Entries from a dataset

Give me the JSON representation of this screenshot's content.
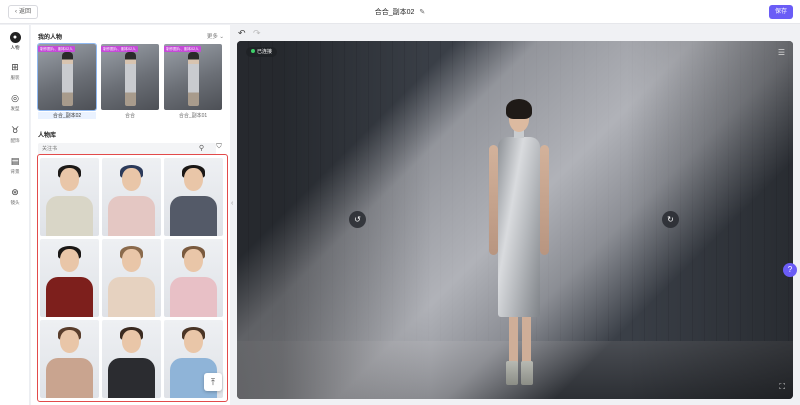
{
  "header": {
    "back_label": "返回",
    "title": "合合_副本02",
    "save_label": "保存"
  },
  "nav": {
    "items": [
      {
        "label": "人物",
        "icon": "person-icon",
        "active": true
      },
      {
        "label": "服装",
        "icon": "clothing-icon"
      },
      {
        "label": "发型",
        "icon": "hairstyle-icon"
      },
      {
        "label": "配饰",
        "icon": "accessory-icon"
      },
      {
        "label": "背景",
        "icon": "background-icon"
      },
      {
        "label": "镜头",
        "icon": "camera-icon"
      }
    ]
  },
  "my_characters": {
    "title": "我的人物",
    "more_label": "更多",
    "items": [
      {
        "name": "合合_副本02",
        "tag": "制作图片、副本02人",
        "selected": true
      },
      {
        "name": "合合",
        "tag": "制作图片、副本02人"
      },
      {
        "name": "合合_副本01",
        "tag": "制作图片、副本02人"
      }
    ]
  },
  "library": {
    "title": "人物库",
    "search_placeholder": "关注书"
  },
  "stage": {
    "status_label": "已连接"
  },
  "colors": {
    "accent": "#6a5cf6",
    "selection_border": "#e24a4a",
    "tag_bg": "#c54ad8",
    "connected_dot": "#3ed06a"
  }
}
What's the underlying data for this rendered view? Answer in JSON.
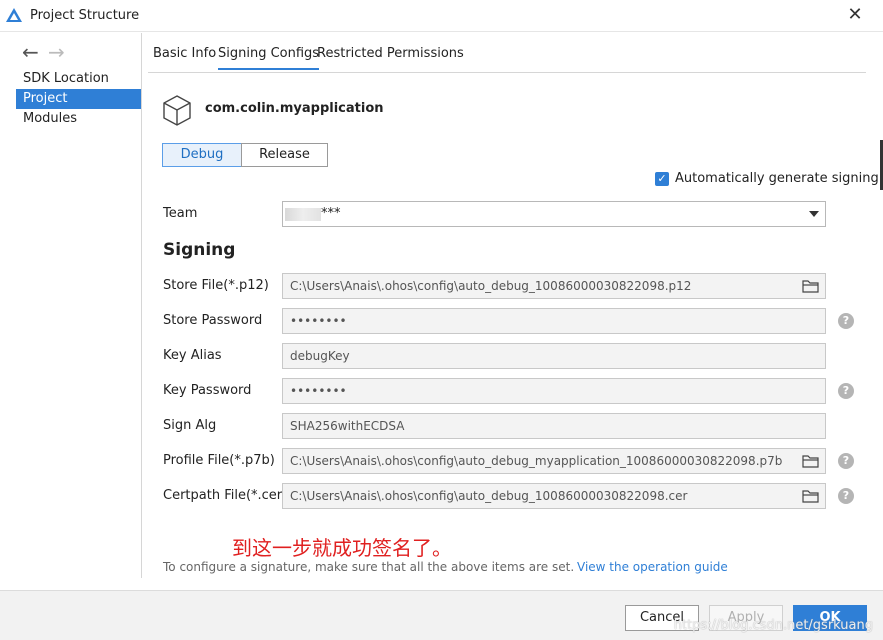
{
  "window": {
    "title": "Project Structure"
  },
  "sidebar": {
    "items": [
      {
        "label": "SDK Location"
      },
      {
        "label": "Project"
      },
      {
        "label": "Modules"
      }
    ]
  },
  "tabs": [
    {
      "label": "Basic Info"
    },
    {
      "label": "Signing Configs"
    },
    {
      "label": "Restricted Permissions"
    }
  ],
  "module": {
    "name": "com.colin.myapplication"
  },
  "build_types": {
    "debug": "Debug",
    "release": "Release"
  },
  "auto_sign": {
    "label": "Automatically generate signing",
    "checked": true
  },
  "team": {
    "label": "Team",
    "value": "***"
  },
  "signing": {
    "title": "Signing",
    "store_file": {
      "label": "Store File(*.p12)",
      "value": "C:\\Users\\Anais\\.ohos\\config\\auto_debug_10086000030822098.p12"
    },
    "store_password": {
      "label": "Store Password",
      "value": "••••••••"
    },
    "key_alias": {
      "label": "Key Alias",
      "value": "debugKey"
    },
    "key_password": {
      "label": "Key Password",
      "value": "••••••••"
    },
    "sign_alg": {
      "label": "Sign Alg",
      "value": "SHA256withECDSA"
    },
    "profile_file": {
      "label": "Profile File(*.p7b)",
      "value": "C:\\Users\\Anais\\.ohos\\config\\auto_debug_myapplication_10086000030822098.p7b"
    },
    "certpath_file": {
      "label": "Certpath File(*.cer)",
      "value": "C:\\Users\\Anais\\.ohos\\config\\auto_debug_10086000030822098.cer"
    }
  },
  "annotation": "到这一步就成功签名了。",
  "hint": "To configure a signature, make sure that all the above items are set.",
  "guide_link": "View the operation guide",
  "footer": {
    "cancel": "Cancel",
    "apply": "Apply",
    "ok": "OK"
  },
  "watermark": "https://blog.csdn.net/gsrkuang",
  "icons": {
    "help": "?",
    "close": "✕",
    "check": "✓"
  }
}
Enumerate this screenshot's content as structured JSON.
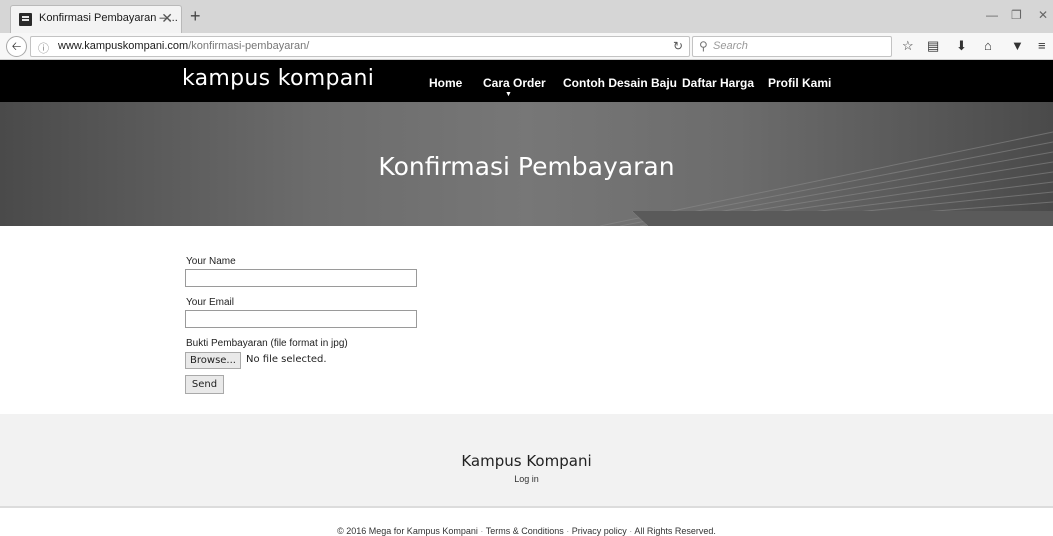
{
  "browser": {
    "tab_title": "Konfirmasi Pembayaran – ...",
    "tab_close": "✕",
    "new_tab": "+",
    "url_domain": "www.kampuskompani.com",
    "url_path": "/konfirmasi-pembayaran/",
    "search_placeholder": "Search",
    "icons": [
      "back-arrow-icon",
      "info-icon",
      "reload-icon",
      "search-icon",
      "bookmark-star-icon",
      "reading-list-icon",
      "download-icon",
      "home-icon",
      "pocket-icon",
      "menu-icon"
    ]
  },
  "site": {
    "logo": "kampus kompani",
    "nav": [
      {
        "label": "Home"
      },
      {
        "label": "Cara Order"
      },
      {
        "label": "Contoh Desain Baju"
      },
      {
        "label": "Daftar Harga"
      },
      {
        "label": "Profil Kami"
      }
    ]
  },
  "hero": {
    "title": "Konfirmasi Pembayaran"
  },
  "form": {
    "name_label": "Your Name",
    "name_value": "",
    "email_label": "Your Email",
    "email_value": "",
    "file_label": "Bukti Pembayaran (file format in jpg)",
    "browse_label": "Browse...",
    "file_status": "No file selected.",
    "send_label": "Send"
  },
  "footer": {
    "title": "Kampus Kompani",
    "login": "Log in",
    "copyright": "© 2016 Mega for Kampus Kompani",
    "terms": "Terms & Conditions",
    "privacy": "Privacy policy",
    "rights": "All Rights Reserved."
  }
}
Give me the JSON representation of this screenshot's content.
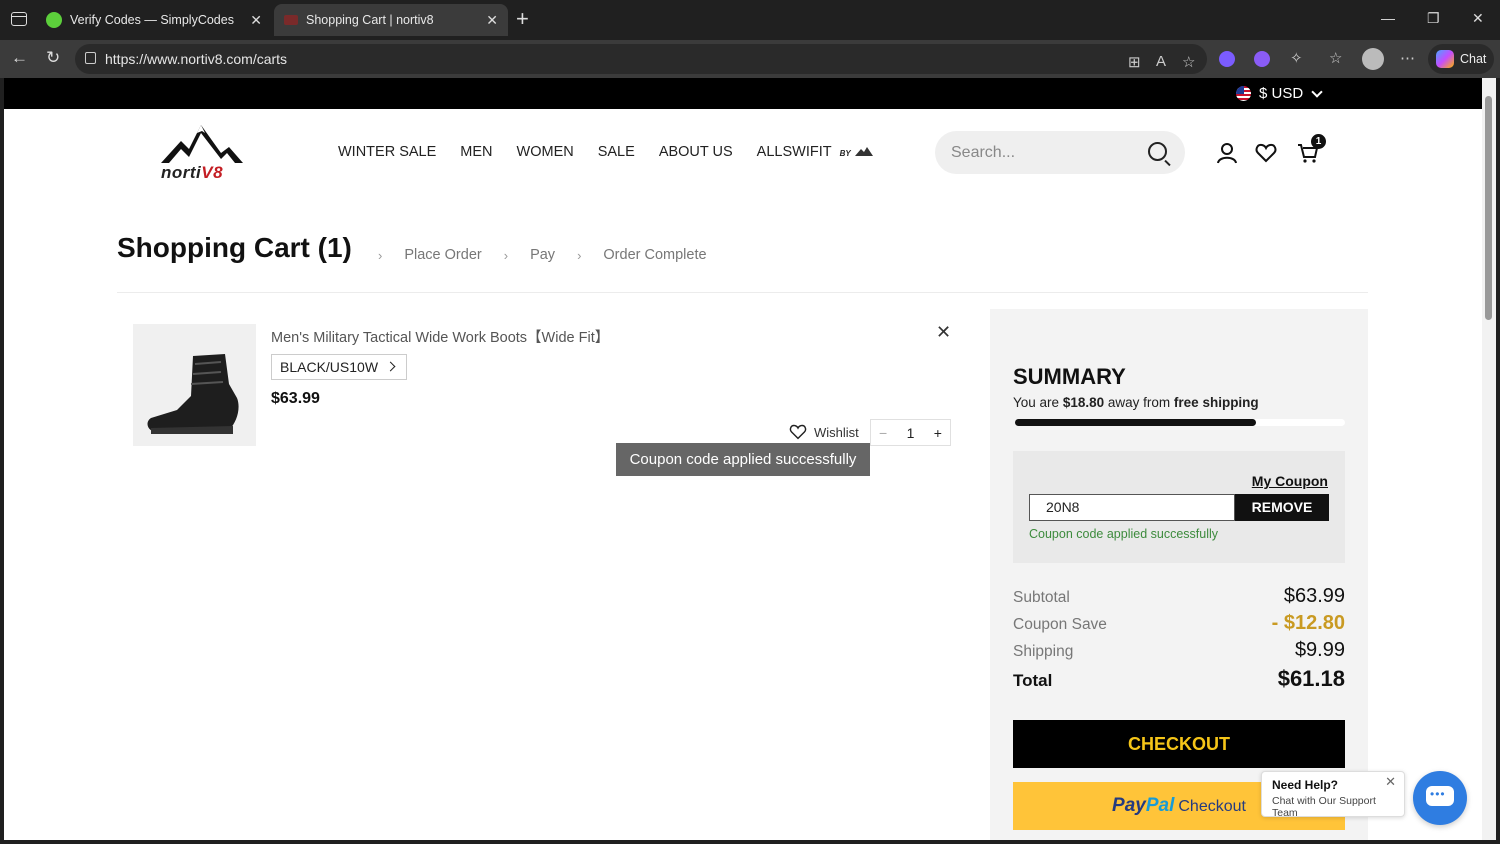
{
  "browser": {
    "tabs": [
      {
        "title": "Verify Codes — SimplyCodes",
        "active": false
      },
      {
        "title": "Shopping Cart | nortiv8",
        "active": true
      }
    ],
    "url": "https://www.nortiv8.com/carts",
    "chat_label": "Chat"
  },
  "topbar": {
    "currency": "$ USD"
  },
  "logo": {
    "name_main": "norti",
    "name_accent": "V8"
  },
  "nav": {
    "items": [
      "WINTER SALE",
      "MEN",
      "WOMEN",
      "SALE",
      "ABOUT US",
      "ALLSWIFIT"
    ],
    "by_tag": "BY"
  },
  "search": {
    "placeholder": "Search..."
  },
  "header": {
    "cart_count": "1"
  },
  "cart": {
    "title": "Shopping Cart (1)",
    "steps": [
      "Place Order",
      "Pay",
      "Order Complete"
    ],
    "item": {
      "name": "Men's Military Tactical Wide Work Boots【Wide Fit】",
      "variant": "BLACK/US10W",
      "price": "$63.99",
      "wishlist_label": "Wishlist",
      "quantity": "1",
      "minus": "−",
      "plus": "+"
    },
    "toast": "Coupon code applied successfully"
  },
  "summary": {
    "title": "SUMMARY",
    "ship_prefix": "You are",
    "ship_amount": "$18.80",
    "ship_mid": "away from",
    "ship_goal": "free shipping",
    "ship_progress": 0.73,
    "my_coupon": "My Coupon",
    "coupon_code": "20N8",
    "remove_label": "REMOVE",
    "coupon_message": "Coupon code applied successfully",
    "subtotal_label": "Subtotal",
    "subtotal": "$63.99",
    "save_label": "Coupon Save",
    "save": "- $12.80",
    "shipping_label": "Shipping",
    "shipping": "$9.99",
    "total_label": "Total",
    "total": "$61.18",
    "checkout_label": "CHECKOUT",
    "paypal_1": "Pay",
    "paypal_2": "Pal",
    "paypal_3": "Checkout"
  },
  "help": {
    "title": "Need Help?",
    "subtitle": "Chat with Our Support Team"
  },
  "colors": {
    "accent_gold": "#c99a22",
    "checkout_text": "#f5c518",
    "paypal": "#ffc439",
    "chat": "#2f7de1"
  }
}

What is required.
State how many lines of the listing above hold the word "successfully", with nothing but the number.

Exercise response.
2